_PROBLEM TO SOLVE_
Copy each entry as it stands, leaving nothing out.

_RECORD EXCERPTS_

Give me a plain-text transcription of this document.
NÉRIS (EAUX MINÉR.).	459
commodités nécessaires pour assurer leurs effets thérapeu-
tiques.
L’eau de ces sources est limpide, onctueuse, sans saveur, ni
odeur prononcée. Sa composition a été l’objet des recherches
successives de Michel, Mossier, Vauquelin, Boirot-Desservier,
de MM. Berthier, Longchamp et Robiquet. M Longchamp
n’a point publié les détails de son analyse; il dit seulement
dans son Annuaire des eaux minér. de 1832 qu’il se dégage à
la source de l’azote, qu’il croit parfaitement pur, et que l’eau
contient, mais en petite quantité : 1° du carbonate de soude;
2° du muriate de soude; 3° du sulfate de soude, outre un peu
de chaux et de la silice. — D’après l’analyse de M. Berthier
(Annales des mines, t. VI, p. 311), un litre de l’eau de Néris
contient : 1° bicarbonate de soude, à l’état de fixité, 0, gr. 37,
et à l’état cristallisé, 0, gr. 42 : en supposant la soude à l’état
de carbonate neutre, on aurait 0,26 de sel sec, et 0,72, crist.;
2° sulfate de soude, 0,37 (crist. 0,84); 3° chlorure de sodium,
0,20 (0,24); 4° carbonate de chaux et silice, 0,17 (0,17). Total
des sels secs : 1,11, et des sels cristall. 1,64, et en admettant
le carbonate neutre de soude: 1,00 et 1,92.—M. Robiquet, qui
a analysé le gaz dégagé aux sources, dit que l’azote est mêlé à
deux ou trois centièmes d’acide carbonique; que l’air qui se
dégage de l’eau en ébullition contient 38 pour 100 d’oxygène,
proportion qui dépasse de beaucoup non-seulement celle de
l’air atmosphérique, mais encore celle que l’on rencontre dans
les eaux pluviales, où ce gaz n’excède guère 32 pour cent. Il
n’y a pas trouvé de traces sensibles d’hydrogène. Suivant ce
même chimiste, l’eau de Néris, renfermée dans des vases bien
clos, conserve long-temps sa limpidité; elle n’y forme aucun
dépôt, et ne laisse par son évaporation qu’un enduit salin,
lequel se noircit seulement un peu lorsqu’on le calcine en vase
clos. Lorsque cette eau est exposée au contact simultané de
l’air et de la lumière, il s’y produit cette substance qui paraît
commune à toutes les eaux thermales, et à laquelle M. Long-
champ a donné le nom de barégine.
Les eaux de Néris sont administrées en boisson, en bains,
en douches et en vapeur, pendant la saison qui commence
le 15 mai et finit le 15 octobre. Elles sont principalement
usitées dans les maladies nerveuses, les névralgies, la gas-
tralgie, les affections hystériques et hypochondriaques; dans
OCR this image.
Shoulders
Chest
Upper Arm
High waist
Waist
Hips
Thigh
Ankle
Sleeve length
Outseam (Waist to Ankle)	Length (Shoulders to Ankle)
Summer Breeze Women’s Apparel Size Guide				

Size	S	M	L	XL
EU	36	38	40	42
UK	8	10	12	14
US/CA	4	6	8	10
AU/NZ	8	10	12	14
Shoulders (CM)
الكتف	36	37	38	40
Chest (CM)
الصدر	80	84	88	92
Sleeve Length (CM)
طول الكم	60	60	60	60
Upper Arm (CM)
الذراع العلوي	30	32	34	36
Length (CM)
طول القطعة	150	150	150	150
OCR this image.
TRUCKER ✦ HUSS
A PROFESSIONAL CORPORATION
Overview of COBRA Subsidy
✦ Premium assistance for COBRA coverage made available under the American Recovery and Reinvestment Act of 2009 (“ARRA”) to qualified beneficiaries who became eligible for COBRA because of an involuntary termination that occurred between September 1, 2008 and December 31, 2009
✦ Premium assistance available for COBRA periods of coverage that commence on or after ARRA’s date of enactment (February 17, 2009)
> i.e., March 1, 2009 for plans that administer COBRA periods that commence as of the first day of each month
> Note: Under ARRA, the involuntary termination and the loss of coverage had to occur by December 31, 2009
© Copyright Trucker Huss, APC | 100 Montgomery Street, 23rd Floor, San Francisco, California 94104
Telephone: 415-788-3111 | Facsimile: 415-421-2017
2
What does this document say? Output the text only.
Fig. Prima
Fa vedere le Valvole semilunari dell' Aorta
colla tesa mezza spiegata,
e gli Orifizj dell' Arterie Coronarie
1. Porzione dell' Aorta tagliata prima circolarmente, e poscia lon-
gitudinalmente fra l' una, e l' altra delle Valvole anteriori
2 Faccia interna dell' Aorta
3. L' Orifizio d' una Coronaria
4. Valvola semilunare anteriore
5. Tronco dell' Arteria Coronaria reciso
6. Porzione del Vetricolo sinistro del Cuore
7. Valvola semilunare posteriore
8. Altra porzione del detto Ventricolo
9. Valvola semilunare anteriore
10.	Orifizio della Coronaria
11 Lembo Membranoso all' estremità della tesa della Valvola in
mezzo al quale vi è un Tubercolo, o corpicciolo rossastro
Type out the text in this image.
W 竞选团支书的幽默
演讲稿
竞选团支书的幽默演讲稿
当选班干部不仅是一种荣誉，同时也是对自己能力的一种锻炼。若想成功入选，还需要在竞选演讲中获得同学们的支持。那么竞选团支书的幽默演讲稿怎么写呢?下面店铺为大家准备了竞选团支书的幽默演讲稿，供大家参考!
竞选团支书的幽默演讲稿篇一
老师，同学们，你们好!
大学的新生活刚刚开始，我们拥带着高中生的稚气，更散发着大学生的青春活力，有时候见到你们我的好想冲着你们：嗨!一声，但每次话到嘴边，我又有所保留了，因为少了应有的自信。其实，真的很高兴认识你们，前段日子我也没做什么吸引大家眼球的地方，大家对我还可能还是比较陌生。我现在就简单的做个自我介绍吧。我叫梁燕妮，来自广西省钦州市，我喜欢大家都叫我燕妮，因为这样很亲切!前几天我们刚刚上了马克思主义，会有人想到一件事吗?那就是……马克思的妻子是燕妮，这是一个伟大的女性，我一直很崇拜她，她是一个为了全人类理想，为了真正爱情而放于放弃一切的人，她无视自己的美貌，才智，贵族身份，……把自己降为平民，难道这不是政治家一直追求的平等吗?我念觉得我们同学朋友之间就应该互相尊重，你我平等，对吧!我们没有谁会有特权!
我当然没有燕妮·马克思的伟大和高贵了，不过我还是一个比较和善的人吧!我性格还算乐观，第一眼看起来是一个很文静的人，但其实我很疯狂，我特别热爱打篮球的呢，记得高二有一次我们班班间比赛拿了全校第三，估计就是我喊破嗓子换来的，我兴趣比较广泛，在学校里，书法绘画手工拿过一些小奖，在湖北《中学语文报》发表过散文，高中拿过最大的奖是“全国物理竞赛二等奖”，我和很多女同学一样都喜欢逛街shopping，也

_THE RESULT_
Give me a plain-text transcription of this document.
NÉRIS (EAUX MINÉR.).	459
commodités nécessaires pour assurer leurs effets thérapeu-
tiques.
L’eau de ces sources est limpide, onctueuse, sans saveur, ni
odeur prononcée. Sa composition a été l’objet des recherches
successives de Michel, Mossier, Vauquelin, Boirot-Desservier,
de MM. Berthier, Longchamp et Robiquet. M Longchamp
n’a point publié les détails de son analyse; il dit seulement
dans son Annuaire des eaux minér. de 1832 qu’il se dégage à
la source de l’azote, qu’il croit parfaitement pur, et que l’eau
contient, mais en petite quantité : 1° du carbonate de soude;
2° du muriate de soude; 3° du sulfate de soude, outre un peu
de chaux et de la silice. — D’après l’analyse de M. Berthier
(Annales des mines, t. VI, p. 311), un litre de l’eau de Néris
contient : 1° bicarbonate de soude, à l’état de fixité, 0, gr. 37,
et à l’état cristallisé, 0, gr. 42 : en supposant la soude à l’état
de carbonate neutre, on aurait 0,26 de sel sec, et 0,72, crist.;
2° sulfate de soude, 0,37 (crist. 0,84); 3° chlorure de sodium,
0,20 (0,24); 4° carbonate de chaux et silice, 0,17 (0,17). Total
des sels secs : 1,11, et des sels cristall. 1,64, et en admettant
le carbonate neutre de soude: 1,00 et 1,92.—M. Robiquet, qui
a analysé le gaz dégagé aux sources, dit que l’azote est mêlé à
deux ou trois centièmes d’acide carbonique; que l’air qui se
dégage de l’eau en ébullition contient 38 pour 100 d’oxygène,
proportion qui dépasse de beaucoup non-seulement celle de
l’air atmosphérique, mais encore celle que l’on rencontre dans
les eaux pluviales, où ce gaz n’excède guère 32 pour cent. Il
n’y a pas trouvé de traces sensibles d’hydrogène. Suivant ce
même chimiste, l’eau de Néris, renfermée dans des vases bien
clos, conserve long-temps sa limpidité; elle n’y forme aucun
dépôt, et ne laisse par son évaporation qu’un enduit salin,
lequel se noircit seulement un peu lorsqu’on le calcine en vase
clos. Lorsque cette eau est exposée au contact simultané de
l’air et de la lumière, il s’y produit cette substance qui paraît
commune à toutes les eaux thermales, et à laquelle M. Long-
champ a donné le nom de barégine.
Les eaux de Néris sont administrées en boisson, en bains,
en douches et en vapeur, pendant la saison qui commence
le 15 mai et finit le 15 octobre. Elles sont principalement
usitées dans les maladies nerveuses, les névralgies, la gas-
tralgie, les affections hystériques et hypochondriaques; dans
OCR this image.
Shoulders
Chest
Upper Arm
High waist
Waist
Hips
Thigh
Ankle
Sleeve length
Outseam (Waist to Ankle)	Length (Shoulders to Ankle)
Summer Breeze Women’s Apparel Size Guide				

Size	S	M	L	XL
EU	36	38	40	42
UK	8	10	12	14
US/CA	4	6	8	10
AU/NZ	8	10	12	14
Shoulders (CM)
الكتف	36	37	38	40
Chest (CM)
الصدر	80	84	88	92
Sleeve Length (CM)
طول الكم	60	60	60	60
Upper Arm (CM)
الذراع العلوي	30	32	34	36
Length (CM)
طول القطعة	150	150	150	150
OCR this image.
TRUCKER ✦ HUSS
A PROFESSIONAL CORPORATION
Overview of COBRA Subsidy
✦ Premium assistance for COBRA coverage made available under the American Recovery and Reinvestment Act of 2009 (“ARRA”) to qualified beneficiaries who became eligible for COBRA because of an involuntary termination that occurred between September 1, 2008 and December 31, 2009
✦ Premium assistance available for COBRA periods of coverage that commence on or after ARRA’s date of enactment (February 17, 2009)
> i.e., March 1, 2009 for plans that administer COBRA periods that commence as of the first day of each month
> Note: Under ARRA, the involuntary termination and the loss of coverage had to occur by December 31, 2009
© Copyright Trucker Huss, APC | 100 Montgomery Street, 23rd Floor, San Francisco, California 94104
Telephone: 415-788-3111 | Facsimile: 415-421-2017
2
What does this document say? Output the text only.
Fig. Prima
Fa vedere le Valvole semilunari dell' Aorta
colla tesa mezza spiegata,
e gli Orifizj dell' Arterie Coronarie
1. Porzione dell' Aorta tagliata prima circolarmente, e poscia lon-
gitudinalmente fra l' una, e l' altra delle Valvole anteriori
2 Faccia interna dell' Aorta
3. L' Orifizio d' una Coronaria
4. Valvola semilunare anteriore
5. Tronco dell' Arteria Coronaria reciso
6. Porzione del Vetricolo sinistro del Cuore
7. Valvola semilunare posteriore
8. Altra porzione del detto Ventricolo
9. Valvola semilunare anteriore
10.	Orifizio della Coronaria
11 Lembo Membranoso all' estremità della tesa della Valvola in
mezzo al quale vi è un Tubercolo, o corpicciolo rossastro
Type out the text in this image.
W 竞选团支书的幽默
演讲稿
竞选团支书的幽默演讲稿
当选班干部不仅是一种荣誉，同时也是对自己能力的一种锻炼。若想成功入选，还需要在竞选演讲中获得同学们的支持。那么竞选团支书的幽默演讲稿怎么写呢?下面店铺为大家准备了竞选团支书的幽默演讲稿，供大家参考!
竞选团支书的幽默演讲稿篇一
老师，同学们，你们好!
大学的新生活刚刚开始，我们拥带着高中生的稚气，更散发着大学生的青春活力，有时候见到你们我的好想冲着你们：嗨!一声，但每次话到嘴边，我又有所保留了，因为少了应有的自信。其实，真的很高兴认识你们，前段日子我也没做什么吸引大家眼球的地方，大家对我还可能还是比较陌生。我现在就简单的做个自我介绍吧。我叫梁燕妮，来自广西省钦州市，我喜欢大家都叫我燕妮，因为这样很亲切!前几天我们刚刚上了马克思主义，会有人想到一件事吗?那就是……马克思的妻子是燕妮，这是一个伟大的女性，我一直很崇拜她，她是一个为了全人类理想，为了真正爱情而放于放弃一切的人，她无视自己的美貌，才智，贵族身份，……把自己降为平民，难道这不是政治家一直追求的平等吗?我念觉得我们同学朋友之间就应该互相尊重，你我平等，对吧!我们没有谁会有特权!
我当然没有燕妮·马克思的伟大和高贵了，不过我还是一个比较和善的人吧!我性格还算乐观，第一眼看起来是一个很文静的人，但其实我很疯狂，我特别热爱打篮球的呢，记得高二有一次我们班班间比赛拿了全校第三，估计就是我喊破嗓子换来的，我兴趣比较广泛，在学校里，书法绘画手工拿过一些小奖，在湖北《中学语文报》发表过散文，高中拿过最大的奖是“全国物理竞赛二等奖”，我和很多女同学一样都喜欢逛街shopping，也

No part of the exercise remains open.